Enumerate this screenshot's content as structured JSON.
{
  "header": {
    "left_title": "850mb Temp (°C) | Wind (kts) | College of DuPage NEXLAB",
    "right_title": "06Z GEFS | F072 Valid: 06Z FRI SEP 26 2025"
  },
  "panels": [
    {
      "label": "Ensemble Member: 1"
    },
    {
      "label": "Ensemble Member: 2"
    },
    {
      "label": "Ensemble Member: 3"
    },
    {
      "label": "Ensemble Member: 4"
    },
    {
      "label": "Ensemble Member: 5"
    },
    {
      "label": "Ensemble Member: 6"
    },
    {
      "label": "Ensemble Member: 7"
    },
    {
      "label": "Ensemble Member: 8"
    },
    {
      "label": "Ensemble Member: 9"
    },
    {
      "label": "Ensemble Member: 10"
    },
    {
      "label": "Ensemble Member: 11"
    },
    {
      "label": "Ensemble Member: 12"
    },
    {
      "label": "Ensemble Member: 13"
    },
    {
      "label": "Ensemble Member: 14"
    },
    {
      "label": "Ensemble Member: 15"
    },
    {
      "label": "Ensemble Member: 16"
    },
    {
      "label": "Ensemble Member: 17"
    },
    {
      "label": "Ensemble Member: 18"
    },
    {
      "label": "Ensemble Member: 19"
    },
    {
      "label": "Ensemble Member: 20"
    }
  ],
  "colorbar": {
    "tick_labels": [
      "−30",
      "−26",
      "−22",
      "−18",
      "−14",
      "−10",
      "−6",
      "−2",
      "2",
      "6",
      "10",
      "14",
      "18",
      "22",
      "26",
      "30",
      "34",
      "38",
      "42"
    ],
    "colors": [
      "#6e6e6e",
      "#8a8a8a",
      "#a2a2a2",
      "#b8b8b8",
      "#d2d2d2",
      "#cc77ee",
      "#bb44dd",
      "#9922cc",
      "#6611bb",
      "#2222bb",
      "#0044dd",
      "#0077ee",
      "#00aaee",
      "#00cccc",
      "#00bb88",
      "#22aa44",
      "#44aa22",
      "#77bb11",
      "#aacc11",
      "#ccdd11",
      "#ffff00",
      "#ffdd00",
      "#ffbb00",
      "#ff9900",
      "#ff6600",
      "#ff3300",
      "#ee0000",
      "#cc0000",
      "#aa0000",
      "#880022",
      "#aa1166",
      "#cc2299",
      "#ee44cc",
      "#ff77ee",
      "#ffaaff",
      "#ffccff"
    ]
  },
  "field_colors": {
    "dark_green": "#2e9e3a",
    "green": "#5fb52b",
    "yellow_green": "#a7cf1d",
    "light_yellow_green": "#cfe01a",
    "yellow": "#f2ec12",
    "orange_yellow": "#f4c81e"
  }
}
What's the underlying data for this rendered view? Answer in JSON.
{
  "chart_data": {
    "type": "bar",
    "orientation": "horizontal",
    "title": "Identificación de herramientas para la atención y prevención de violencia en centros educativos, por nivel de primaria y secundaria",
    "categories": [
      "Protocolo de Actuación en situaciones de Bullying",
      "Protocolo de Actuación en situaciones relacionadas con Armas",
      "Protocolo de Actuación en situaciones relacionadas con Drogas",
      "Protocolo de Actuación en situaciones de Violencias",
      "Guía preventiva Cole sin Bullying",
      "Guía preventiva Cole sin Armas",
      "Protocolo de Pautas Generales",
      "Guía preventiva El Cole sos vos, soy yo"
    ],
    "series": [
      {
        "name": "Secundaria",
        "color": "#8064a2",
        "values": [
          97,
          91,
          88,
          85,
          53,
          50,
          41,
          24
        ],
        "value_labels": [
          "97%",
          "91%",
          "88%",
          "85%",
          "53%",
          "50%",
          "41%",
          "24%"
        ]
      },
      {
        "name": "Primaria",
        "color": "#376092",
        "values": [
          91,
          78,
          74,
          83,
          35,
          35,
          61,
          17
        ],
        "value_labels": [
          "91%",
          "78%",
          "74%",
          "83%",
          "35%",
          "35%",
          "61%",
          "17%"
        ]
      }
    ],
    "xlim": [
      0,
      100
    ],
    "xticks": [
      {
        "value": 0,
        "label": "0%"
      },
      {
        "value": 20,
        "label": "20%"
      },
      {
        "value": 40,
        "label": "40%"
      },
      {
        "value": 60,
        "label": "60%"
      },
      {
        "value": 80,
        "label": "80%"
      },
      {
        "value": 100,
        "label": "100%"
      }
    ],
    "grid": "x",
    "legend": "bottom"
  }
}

════════════════

*Given exercise:* Extract each line from the listing above, please, and repeat it exactly.

*Final answer:*
Enumerate this screenshot's content as structured JSON.
{
  "header": {
    "left_title": "850mb Temp (°C) | Wind (kts) | College of DuPage NEXLAB",
    "right_title": "06Z GEFS | F072 Valid: 06Z FRI SEP 26 2025"
  },
  "panels": [
    {
      "label": "Ensemble Member: 1"
    },
    {
      "label": "Ensemble Member: 2"
    },
    {
      "label": "Ensemble Member: 3"
    },
    {
      "label": "Ensemble Member: 4"
    },
    {
      "label": "Ensemble Member: 5"
    },
    {
      "label": "Ensemble Member: 6"
    },
    {
      "label": "Ensemble Member: 7"
    },
    {
      "label": "Ensemble Member: 8"
    },
    {
      "label": "Ensemble Member: 9"
    },
    {
      "label": "Ensemble Member: 10"
    },
    {
      "label": "Ensemble Member: 11"
    },
    {
      "label": "Ensemble Member: 12"
    },
    {
      "label": "Ensemble Member: 13"
    },
    {
      "label": "Ensemble Member: 14"
    },
    {
      "label": "Ensemble Member: 15"
    },
    {
      "label": "Ensemble Member: 16"
    },
    {
      "label": "Ensemble Member: 17"
    },
    {
      "label": "Ensemble Member: 18"
    },
    {
      "label": "Ensemble Member: 19"
    },
    {
      "label": "Ensemble Member: 20"
    }
  ],
  "colorbar": {
    "tick_labels": [
      "−30",
      "−26",
      "−22",
      "−18",
      "−14",
      "−10",
      "−6",
      "−2",
      "2",
      "6",
      "10",
      "14",
      "18",
      "22",
      "26",
      "30",
      "34",
      "38",
      "42"
    ],
    "colors": [
      "#6e6e6e",
      "#8a8a8a",
      "#a2a2a2",
      "#b8b8b8",
      "#d2d2d2",
      "#cc77ee",
      "#bb44dd",
      "#9922cc",
      "#6611bb",
      "#2222bb",
      "#0044dd",
      "#0077ee",
      "#00aaee",
      "#00cccc",
      "#00bb88",
      "#22aa44",
      "#44aa22",
      "#77bb11",
      "#aacc11",
      "#ccdd11",
      "#ffff00",
      "#ffdd00",
      "#ffbb00",
      "#ff9900",
      "#ff6600",
      "#ff3300",
      "#ee0000",
      "#cc0000",
      "#aa0000",
      "#880022",
      "#aa1166",
      "#cc2299",
      "#ee44cc",
      "#ff77ee",
      "#ffaaff",
      "#ffccff"
    ]
  },
  "field_colors": {
    "dark_green": "#2e9e3a",
    "green": "#5fb52b",
    "yellow_green": "#a7cf1d",
    "light_yellow_green": "#cfe01a",
    "yellow": "#f2ec12",
    "orange_yellow": "#f4c81e"
  }
}
What's the underlying data for this rendered view? Answer in JSON.
{
  "chart_data": {
    "type": "bar",
    "orientation": "horizontal",
    "title": "Identificación de herramientas para la atención y prevención de violencia en centros educativos, por nivel de primaria y secundaria",
    "categories": [
      "Protocolo de Actuación en situaciones de Bullying",
      "Protocolo de Actuación en situaciones relacionadas con Armas",
      "Protocolo de Actuación en situaciones relacionadas con Drogas",
      "Protocolo de Actuación en situaciones de Violencias",
      "Guía preventiva Cole sin Bullying",
      "Guía preventiva Cole sin Armas",
      "Protocolo de Pautas Generales",
      "Guía preventiva El Cole sos vos, soy yo"
    ],
    "series": [
      {
        "name": "Secundaria",
        "color": "#8064a2",
        "values": [
          97,
          91,
          88,
          85,
          53,
          50,
          41,
          24
        ],
        "value_labels": [
          "97%",
          "91%",
          "88%",
          "85%",
          "53%",
          "50%",
          "41%",
          "24%"
        ]
      },
      {
        "name": "Primaria",
        "color": "#376092",
        "values": [
          91,
          78,
          74,
          83,
          35,
          35,
          61,
          17
        ],
        "value_labels": [
          "91%",
          "78%",
          "74%",
          "83%",
          "35%",
          "35%",
          "61%",
          "17%"
        ]
      }
    ],
    "xlim": [
      0,
      100
    ],
    "xticks": [
      {
        "value": 0,
        "label": "0%"
      },
      {
        "value": 20,
        "label": "20%"
      },
      {
        "value": 40,
        "label": "40%"
      },
      {
        "value": 60,
        "label": "60%"
      },
      {
        "value": 80,
        "label": "80%"
      },
      {
        "value": 100,
        "label": "100%"
      }
    ],
    "grid": "x",
    "legend": "bottom"
  }
}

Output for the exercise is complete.